#### Task to carry out:
Every line containing the word "color" needs to be found and copied.

━━━ Dataset excerpts ━━━

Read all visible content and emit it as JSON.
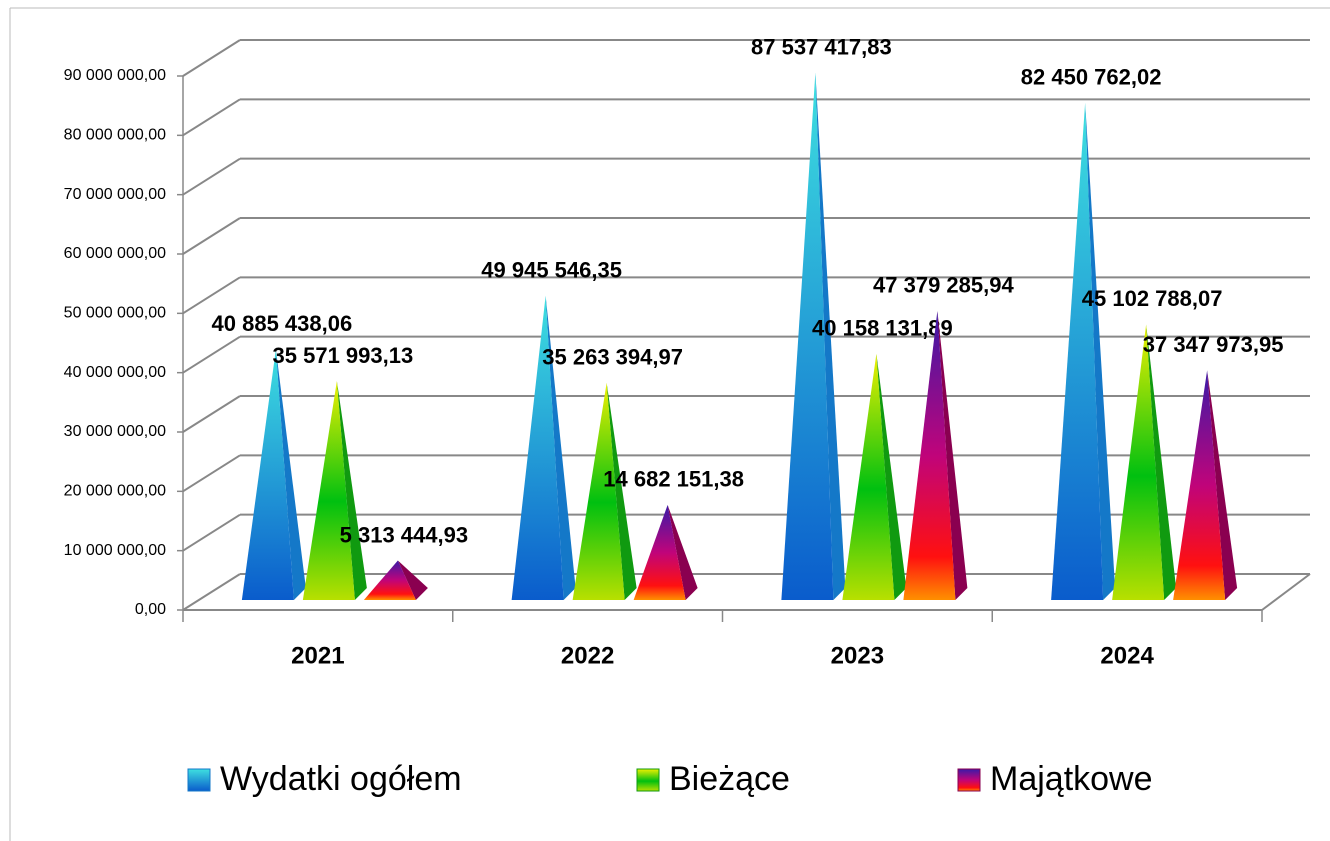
{
  "chart_data": {
    "type": "pyramid",
    "categories": [
      "2021",
      "2022",
      "2023",
      "2024"
    ],
    "series": [
      {
        "name": "Wydatki ogółem",
        "color": "#1478c8",
        "values": [
          40885438.06,
          49945546.35,
          87537417.83,
          82450762.02
        ],
        "value_labels": [
          "40 885 438,06",
          "49 945 546,35",
          "87 537 417,83",
          "82 450 762,02"
        ]
      },
      {
        "name": "Bieżące",
        "color": "#109a10",
        "values": [
          35571993.13,
          35263394.97,
          40158131.89,
          45102788.07
        ],
        "value_labels": [
          "35 571 993,13",
          "35 263 394,97",
          "40 158 131,89",
          "45 102 788,07"
        ]
      },
      {
        "name": "Majątkowe",
        "color": "#8a0050",
        "values": [
          5313444.93,
          14682151.38,
          47379285.94,
          37347973.95
        ],
        "value_labels": [
          "5 313 444,93",
          "14 682 151,38",
          "47 379 285,94",
          "37 347 973,95"
        ]
      }
    ],
    "ylim": [
      0,
      90000000
    ],
    "yticks": [
      {
        "value": 0,
        "label": "0,00"
      },
      {
        "value": 10000000,
        "label": "10 000 000,00"
      },
      {
        "value": 20000000,
        "label": "20 000 000,00"
      },
      {
        "value": 30000000,
        "label": "30 000 000,00"
      },
      {
        "value": 40000000,
        "label": "40 000 000,00"
      },
      {
        "value": 50000000,
        "label": "50 000 000,00"
      },
      {
        "value": 60000000,
        "label": "60 000 000,00"
      },
      {
        "value": 70000000,
        "label": "70 000 000,00"
      },
      {
        "value": 80000000,
        "label": "80 000 000,00"
      },
      {
        "value": 90000000,
        "label": "90 000 000,00"
      }
    ],
    "grid": true,
    "legend": "bottom"
  }
}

━━━

#### Reply to the task:
        "color": "#1478c8",
        "color": "#109a10",
        "color": "#8a0050",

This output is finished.